- **Exercise task**:
Using the listing below, report all lines holding the word "Residential".

++++++++

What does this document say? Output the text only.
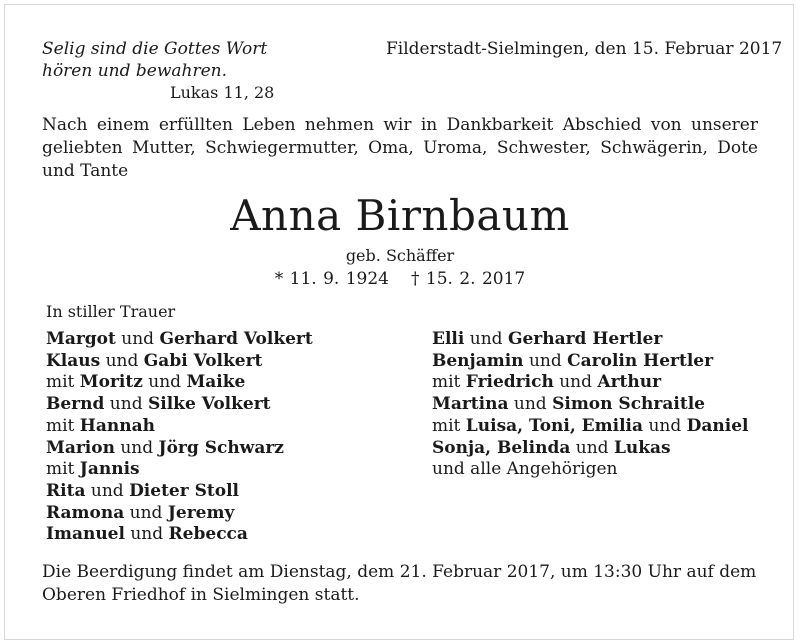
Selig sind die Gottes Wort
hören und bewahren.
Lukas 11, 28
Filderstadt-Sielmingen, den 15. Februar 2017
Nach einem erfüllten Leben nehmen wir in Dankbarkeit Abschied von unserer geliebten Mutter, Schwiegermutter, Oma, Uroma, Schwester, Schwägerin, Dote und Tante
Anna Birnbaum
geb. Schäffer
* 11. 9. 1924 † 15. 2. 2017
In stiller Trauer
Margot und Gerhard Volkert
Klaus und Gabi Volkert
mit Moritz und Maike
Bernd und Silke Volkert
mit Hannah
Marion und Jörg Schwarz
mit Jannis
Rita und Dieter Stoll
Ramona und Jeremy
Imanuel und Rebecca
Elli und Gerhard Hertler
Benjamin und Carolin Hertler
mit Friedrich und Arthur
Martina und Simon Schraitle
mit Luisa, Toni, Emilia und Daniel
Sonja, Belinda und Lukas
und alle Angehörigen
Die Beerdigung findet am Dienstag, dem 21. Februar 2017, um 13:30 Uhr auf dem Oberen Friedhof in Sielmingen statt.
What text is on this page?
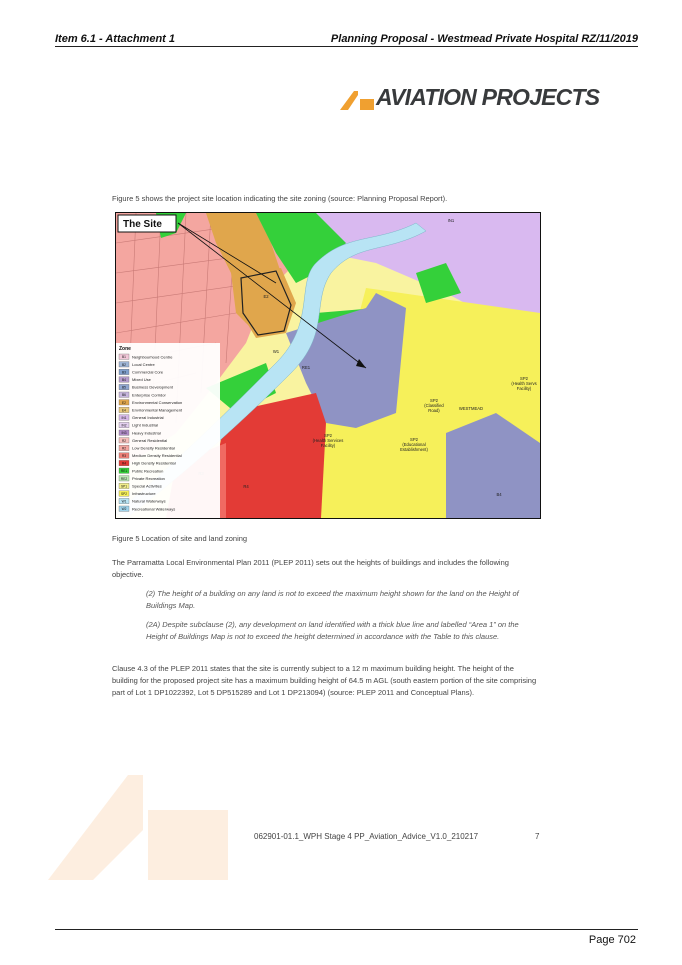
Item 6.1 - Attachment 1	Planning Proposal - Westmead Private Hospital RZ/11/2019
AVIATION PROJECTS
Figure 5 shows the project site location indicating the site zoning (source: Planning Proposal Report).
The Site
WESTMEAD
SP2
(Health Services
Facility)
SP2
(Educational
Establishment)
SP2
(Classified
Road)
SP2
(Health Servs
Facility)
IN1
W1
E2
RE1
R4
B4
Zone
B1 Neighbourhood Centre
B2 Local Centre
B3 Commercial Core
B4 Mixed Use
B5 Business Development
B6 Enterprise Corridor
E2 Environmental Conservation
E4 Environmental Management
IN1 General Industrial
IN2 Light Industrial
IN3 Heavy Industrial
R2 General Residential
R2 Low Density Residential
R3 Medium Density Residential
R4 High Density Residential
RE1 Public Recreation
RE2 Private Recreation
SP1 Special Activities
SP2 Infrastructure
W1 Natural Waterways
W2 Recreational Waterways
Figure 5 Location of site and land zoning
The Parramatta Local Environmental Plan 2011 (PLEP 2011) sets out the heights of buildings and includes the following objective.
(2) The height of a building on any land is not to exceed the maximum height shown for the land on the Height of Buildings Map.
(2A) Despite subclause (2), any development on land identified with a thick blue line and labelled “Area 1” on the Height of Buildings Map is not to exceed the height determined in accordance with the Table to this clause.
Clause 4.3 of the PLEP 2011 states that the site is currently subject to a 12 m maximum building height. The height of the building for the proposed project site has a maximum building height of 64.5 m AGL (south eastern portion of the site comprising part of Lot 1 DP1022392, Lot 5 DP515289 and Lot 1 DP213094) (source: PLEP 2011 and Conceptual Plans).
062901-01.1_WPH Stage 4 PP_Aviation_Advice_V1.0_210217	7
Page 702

++++++++

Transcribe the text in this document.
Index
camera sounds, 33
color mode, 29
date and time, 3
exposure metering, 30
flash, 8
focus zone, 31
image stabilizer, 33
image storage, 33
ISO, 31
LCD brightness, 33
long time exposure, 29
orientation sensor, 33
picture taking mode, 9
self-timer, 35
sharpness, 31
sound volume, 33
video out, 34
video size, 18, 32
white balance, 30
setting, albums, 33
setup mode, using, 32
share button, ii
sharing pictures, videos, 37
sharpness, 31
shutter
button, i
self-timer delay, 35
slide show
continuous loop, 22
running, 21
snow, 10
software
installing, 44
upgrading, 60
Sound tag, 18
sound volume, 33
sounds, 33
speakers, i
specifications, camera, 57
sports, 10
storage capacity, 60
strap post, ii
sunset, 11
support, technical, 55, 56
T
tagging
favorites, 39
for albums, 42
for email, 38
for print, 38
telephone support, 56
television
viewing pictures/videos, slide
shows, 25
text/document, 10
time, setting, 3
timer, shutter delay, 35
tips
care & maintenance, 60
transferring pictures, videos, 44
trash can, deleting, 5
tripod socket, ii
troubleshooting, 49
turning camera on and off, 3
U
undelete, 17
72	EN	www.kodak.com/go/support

++++++++

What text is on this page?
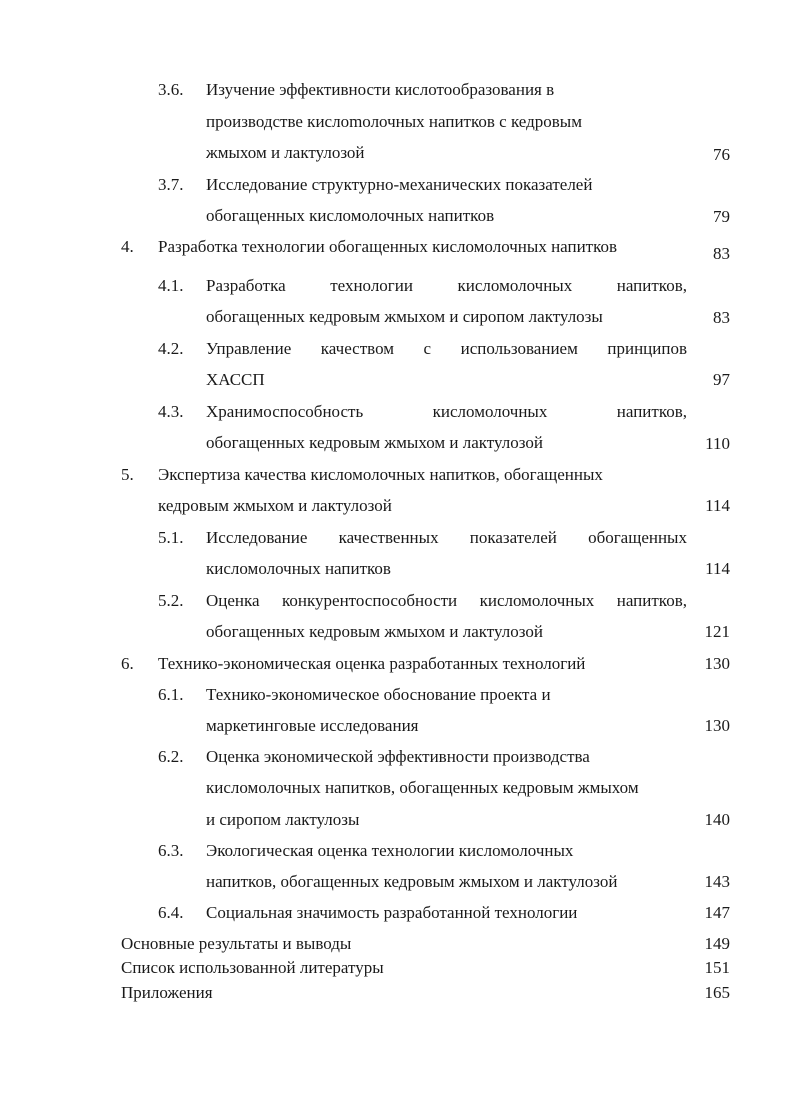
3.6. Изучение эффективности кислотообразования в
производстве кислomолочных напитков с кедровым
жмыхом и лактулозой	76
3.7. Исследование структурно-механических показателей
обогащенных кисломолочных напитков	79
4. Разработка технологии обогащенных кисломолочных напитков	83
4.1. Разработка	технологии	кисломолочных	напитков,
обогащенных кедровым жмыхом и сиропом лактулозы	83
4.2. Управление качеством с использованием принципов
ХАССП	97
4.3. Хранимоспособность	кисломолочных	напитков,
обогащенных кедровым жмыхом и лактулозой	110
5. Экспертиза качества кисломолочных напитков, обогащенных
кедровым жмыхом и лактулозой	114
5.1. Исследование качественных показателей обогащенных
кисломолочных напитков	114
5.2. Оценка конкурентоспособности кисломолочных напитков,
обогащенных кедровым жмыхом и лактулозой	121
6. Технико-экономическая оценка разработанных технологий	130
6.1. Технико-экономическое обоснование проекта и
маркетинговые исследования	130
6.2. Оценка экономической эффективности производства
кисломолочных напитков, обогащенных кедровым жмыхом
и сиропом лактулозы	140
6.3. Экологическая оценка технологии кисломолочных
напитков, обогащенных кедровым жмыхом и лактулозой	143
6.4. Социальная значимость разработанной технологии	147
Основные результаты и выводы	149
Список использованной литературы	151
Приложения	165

++++++++

- **Correct result**:
R2 General Residential
R2 Low Density Residential
R3 Medium Density Residential
R4 High Density Residential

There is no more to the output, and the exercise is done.